=== To do ===
Gather all lines with "Angabe" from the records.

-- Start Task material --

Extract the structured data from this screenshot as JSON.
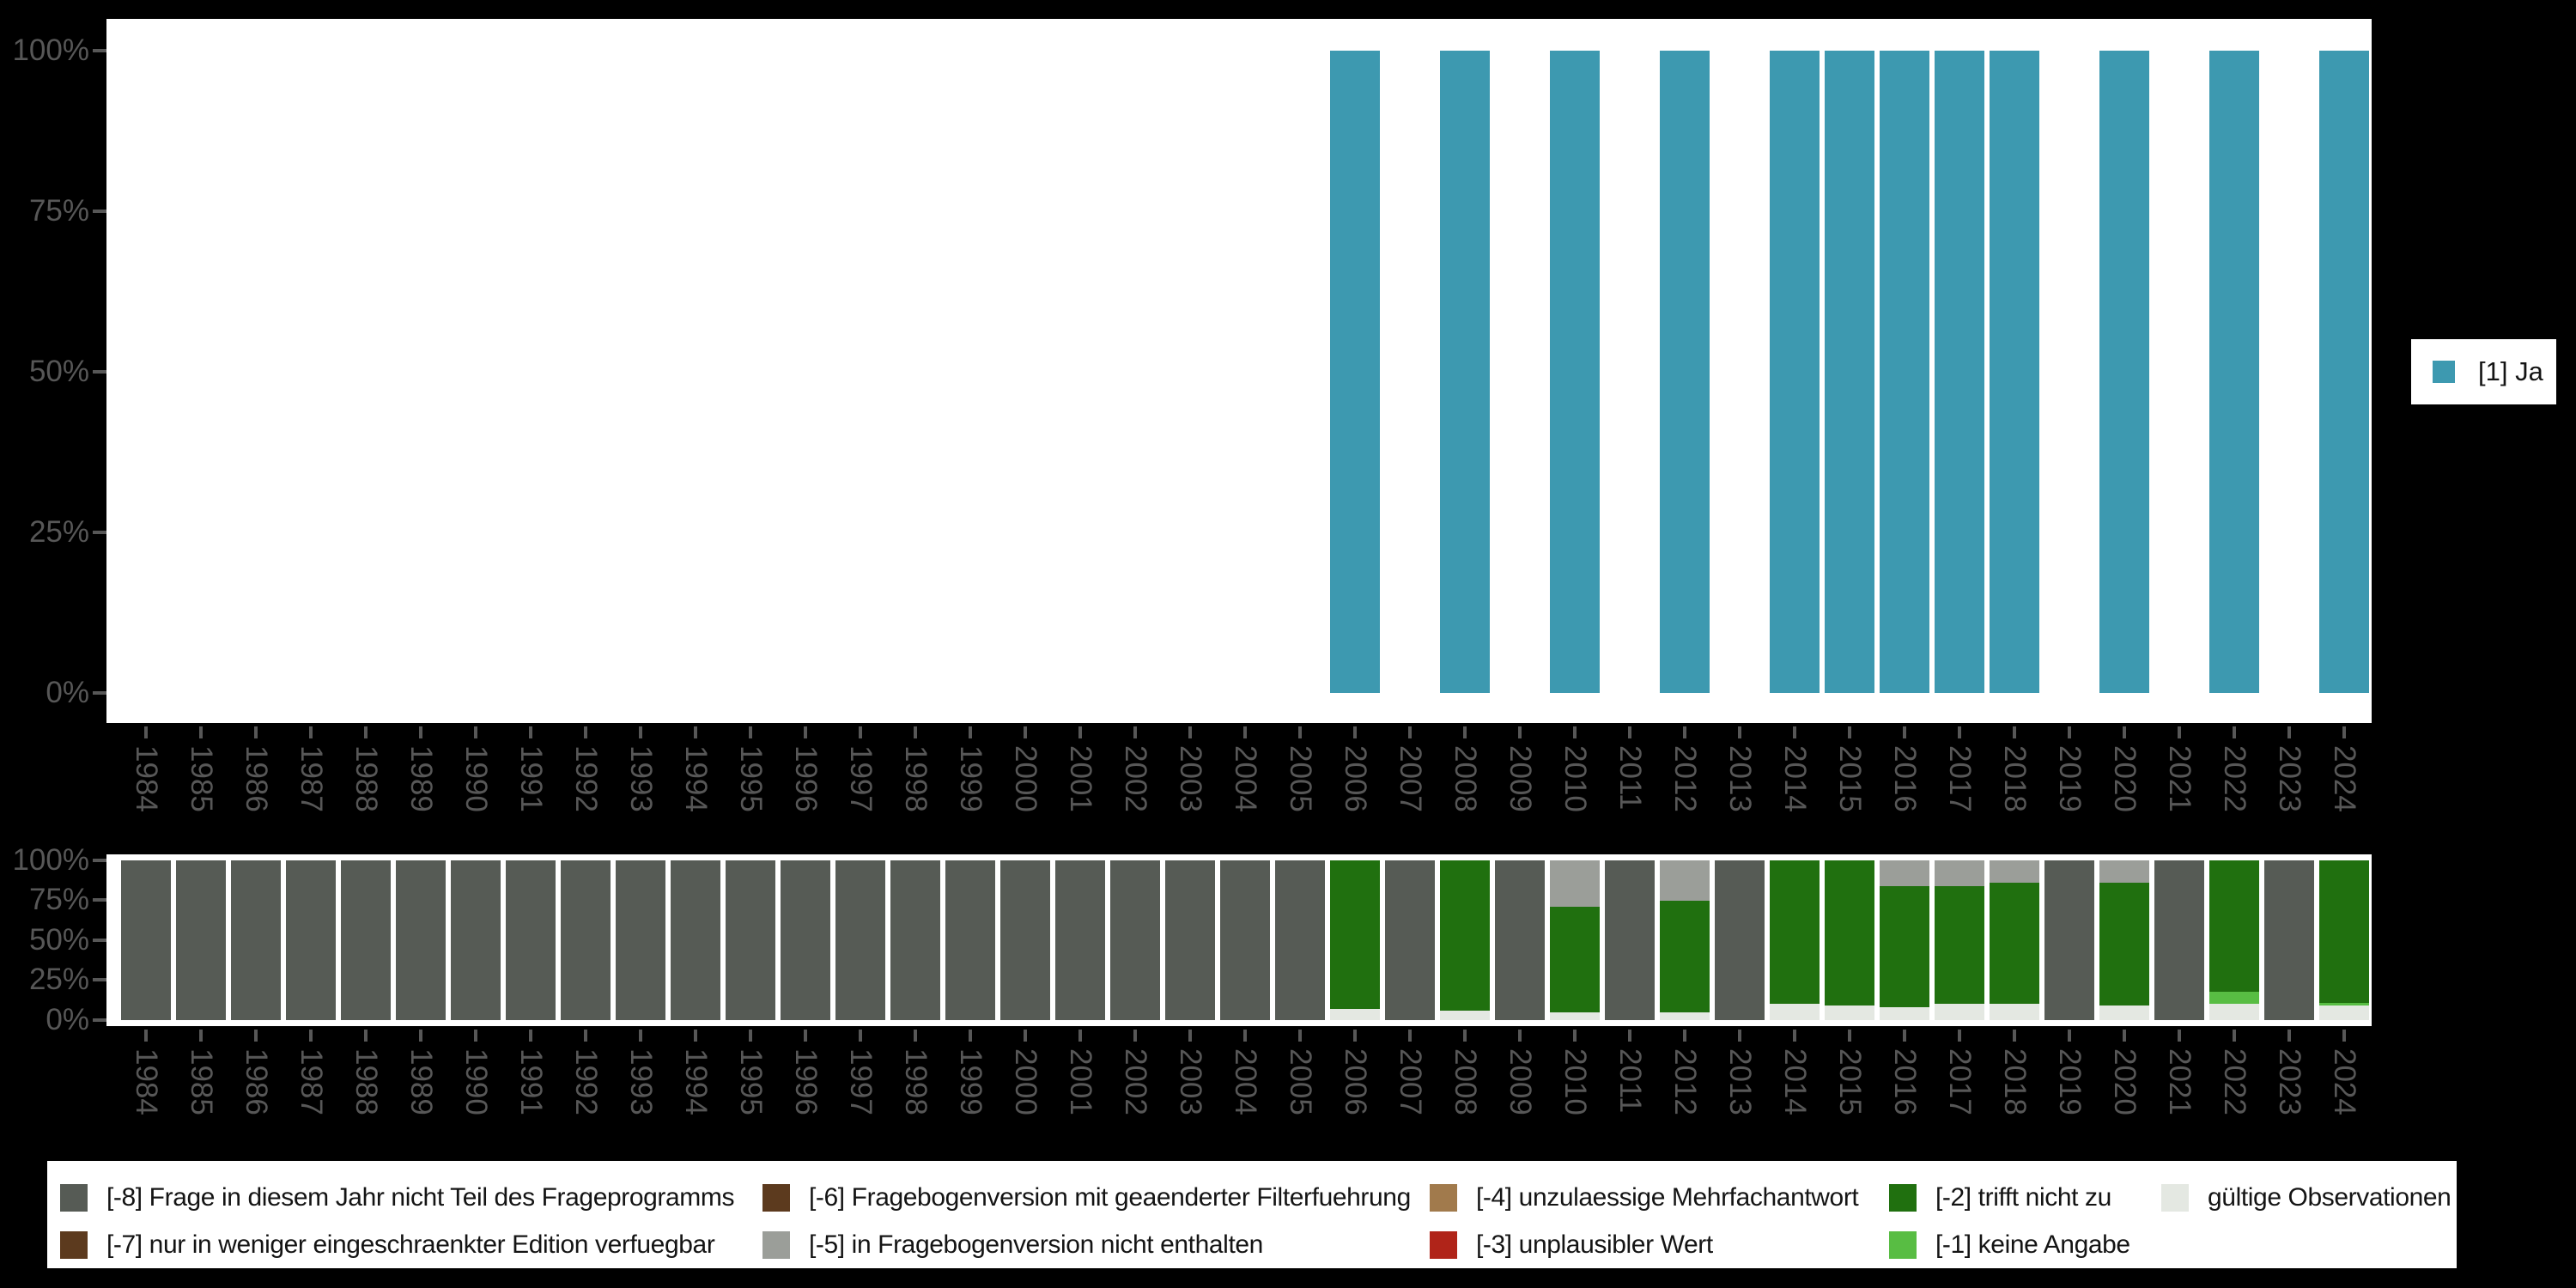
{
  "colors": {
    "ja": "#3D99B0",
    "miss8": "#565B55",
    "miss7": "#5C3A1E",
    "miss6": "#5C3A1E",
    "miss5": "#9B9E99",
    "miss4": "#A17A4C",
    "miss3": "#B02419",
    "miss2": "#20700F",
    "miss1": "#58BD43",
    "valid": "#E4E8E2"
  },
  "y_ticks": [
    "100%",
    "75%",
    "50%",
    "25%",
    "0%"
  ],
  "years": [
    "1984",
    "1985",
    "1986",
    "1987",
    "1988",
    "1989",
    "1990",
    "1991",
    "1992",
    "1993",
    "1994",
    "1995",
    "1996",
    "1997",
    "1998",
    "1999",
    "2000",
    "2001",
    "2002",
    "2003",
    "2004",
    "2005",
    "2006",
    "2007",
    "2008",
    "2009",
    "2010",
    "2011",
    "2012",
    "2013",
    "2014",
    "2015",
    "2016",
    "2017",
    "2018",
    "2019",
    "2020",
    "2021",
    "2022",
    "2023",
    "2024"
  ],
  "top_legend": {
    "label": "[1] Ja"
  },
  "bottom_legend": {
    "items": [
      {
        "key": "miss8",
        "label": "[-8] Frage in diesem Jahr nicht Teil des Frageprogramms"
      },
      {
        "key": "miss7",
        "label": "[-7] nur in weniger eingeschraenkter Edition verfuegbar"
      },
      {
        "key": "miss6",
        "label": "[-6] Fragebogenversion mit geaenderter Filterfuehrung"
      },
      {
        "key": "miss5",
        "label": "[-5] in Fragebogenversion nicht enthalten"
      },
      {
        "key": "miss4",
        "label": "[-4] unzulaessige Mehrfachantwort"
      },
      {
        "key": "miss3",
        "label": "[-3] unplausibler Wert"
      },
      {
        "key": "miss2",
        "label": "[-2] trifft nicht zu"
      },
      {
        "key": "miss1",
        "label": "[-1] keine Angabe"
      },
      {
        "key": "valid",
        "label": "gültige Observationen"
      }
    ]
  },
  "chart_data": [
    {
      "type": "bar",
      "title": "",
      "xlabel": "",
      "ylabel": "",
      "ylim": [
        0,
        100
      ],
      "ytick_labels": [
        "0%",
        "25%",
        "50%",
        "75%",
        "100%"
      ],
      "x_tick_rotation": 90,
      "grid": false,
      "legend_position": "right",
      "categories": [
        "1984",
        "1985",
        "1986",
        "1987",
        "1988",
        "1989",
        "1990",
        "1991",
        "1992",
        "1993",
        "1994",
        "1995",
        "1996",
        "1997",
        "1998",
        "1999",
        "2000",
        "2001",
        "2002",
        "2003",
        "2004",
        "2005",
        "2006",
        "2007",
        "2008",
        "2009",
        "2010",
        "2011",
        "2012",
        "2013",
        "2014",
        "2015",
        "2016",
        "2017",
        "2018",
        "2019",
        "2020",
        "2021",
        "2022",
        "2023",
        "2024"
      ],
      "series": [
        {
          "name": "[1] Ja",
          "color": "ja",
          "values": [
            0,
            0,
            0,
            0,
            0,
            0,
            0,
            0,
            0,
            0,
            0,
            0,
            0,
            0,
            0,
            0,
            0,
            0,
            0,
            0,
            0,
            0,
            100,
            0,
            100,
            0,
            100,
            0,
            100,
            0,
            100,
            100,
            100,
            100,
            100,
            0,
            100,
            0,
            100,
            0,
            100
          ]
        }
      ]
    },
    {
      "type": "stacked_bar_percent",
      "title": "",
      "xlabel": "",
      "ylabel": "",
      "ylim": [
        0,
        100
      ],
      "ytick_labels": [
        "0%",
        "25%",
        "50%",
        "75%",
        "100%"
      ],
      "x_tick_rotation": 90,
      "grid": false,
      "legend_position": "bottom",
      "categories": [
        "1984",
        "1985",
        "1986",
        "1987",
        "1988",
        "1989",
        "1990",
        "1991",
        "1992",
        "1993",
        "1994",
        "1995",
        "1996",
        "1997",
        "1998",
        "1999",
        "2000",
        "2001",
        "2002",
        "2003",
        "2004",
        "2005",
        "2006",
        "2007",
        "2008",
        "2009",
        "2010",
        "2011",
        "2012",
        "2013",
        "2014",
        "2015",
        "2016",
        "2017",
        "2018",
        "2019",
        "2020",
        "2021",
        "2022",
        "2023",
        "2024"
      ],
      "series": [
        {
          "name": "gültige Observationen",
          "color": "valid",
          "values": [
            0,
            0,
            0,
            0,
            0,
            0,
            0,
            0,
            0,
            0,
            0,
            0,
            0,
            0,
            0,
            0,
            0,
            0,
            0,
            0,
            0,
            0,
            7,
            0,
            6,
            0,
            5,
            0,
            5,
            0,
            10,
            9,
            8,
            10,
            10,
            0,
            9,
            0,
            10,
            0,
            9
          ]
        },
        {
          "name": "[-1] keine Angabe",
          "color": "miss1",
          "values": [
            0,
            0,
            0,
            0,
            0,
            0,
            0,
            0,
            0,
            0,
            0,
            0,
            0,
            0,
            0,
            0,
            0,
            0,
            0,
            0,
            0,
            0,
            0,
            0,
            0,
            0,
            0,
            0,
            0,
            0,
            0,
            0,
            0,
            0,
            0,
            0,
            0,
            0,
            8,
            0,
            2
          ]
        },
        {
          "name": "[-2] trifft nicht zu",
          "color": "miss2",
          "values": [
            0,
            0,
            0,
            0,
            0,
            0,
            0,
            0,
            0,
            0,
            0,
            0,
            0,
            0,
            0,
            0,
            0,
            0,
            0,
            0,
            0,
            0,
            93,
            0,
            94,
            0,
            66,
            0,
            70,
            0,
            90,
            91,
            76,
            74,
            76,
            0,
            77,
            0,
            82,
            0,
            89
          ]
        },
        {
          "name": "[-5] in Fragebogenversion nicht enthalten",
          "color": "miss5",
          "values": [
            0,
            0,
            0,
            0,
            0,
            0,
            0,
            0,
            0,
            0,
            0,
            0,
            0,
            0,
            0,
            0,
            0,
            0,
            0,
            0,
            0,
            0,
            0,
            0,
            0,
            0,
            29,
            0,
            25,
            0,
            0,
            0,
            16,
            16,
            14,
            0,
            14,
            0,
            0,
            0,
            0
          ]
        },
        {
          "name": "[-8] Frage in diesem Jahr nicht Teil des Frageprogramms",
          "color": "miss8",
          "values": [
            100,
            100,
            100,
            100,
            100,
            100,
            100,
            100,
            100,
            100,
            100,
            100,
            100,
            100,
            100,
            100,
            100,
            100,
            100,
            100,
            100,
            100,
            0,
            100,
            0,
            100,
            0,
            100,
            0,
            100,
            0,
            0,
            0,
            0,
            0,
            100,
            0,
            100,
            0,
            100,
            0
          ]
        }
      ]
    }
  ]
}
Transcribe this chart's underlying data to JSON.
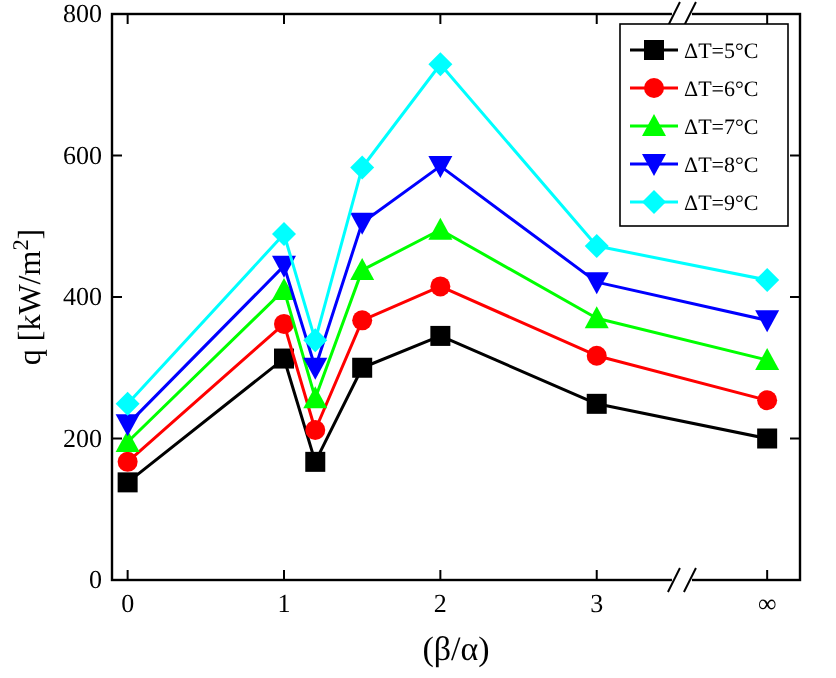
{
  "chart_data": {
    "type": "line",
    "xlabel": "(β/α)",
    "ylabel": "q  [kW/m$^{2}$]",
    "x": [
      0,
      1,
      1.2,
      1.5,
      2,
      3,
      4.09
    ],
    "xlim": [
      -0.1,
      4.3
    ],
    "xticks": [
      0,
      1,
      2,
      3,
      {
        "value": 4.09,
        "label": "∞"
      }
    ],
    "ylim": [
      0,
      800
    ],
    "yticks": [
      0,
      200,
      400,
      600,
      800
    ],
    "legend": "top right",
    "grid": false,
    "series": [
      {
        "name": "ΔT=5°C",
        "color": "#000000",
        "marker": "square",
        "values": [
          138,
          313,
          167,
          300,
          345,
          249,
          200
        ]
      },
      {
        "name": "ΔT=6°C",
        "color": "#ff0000",
        "marker": "circle",
        "values": [
          167,
          362,
          212,
          367,
          415,
          317,
          254
        ]
      },
      {
        "name": "ΔT=7°C",
        "color": "#00ff00",
        "marker": "triangle",
        "values": [
          195,
          410,
          257,
          438,
          495,
          370,
          311
        ]
      },
      {
        "name": "ΔT=8°C",
        "color": "#0000ff",
        "marker": "triangle-down",
        "values": [
          220,
          444,
          300,
          505,
          585,
          421,
          367
        ]
      },
      {
        "name": "ΔT=9°C",
        "color": "#00ffff",
        "marker": "diamond",
        "values": [
          249,
          489,
          339,
          583,
          729,
          472,
          424
        ]
      }
    ]
  }
}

-- End Task material --

=== Complete answer ===
        "label": "[-1] keine Angabe"
          "name": "[-1] keine Angabe",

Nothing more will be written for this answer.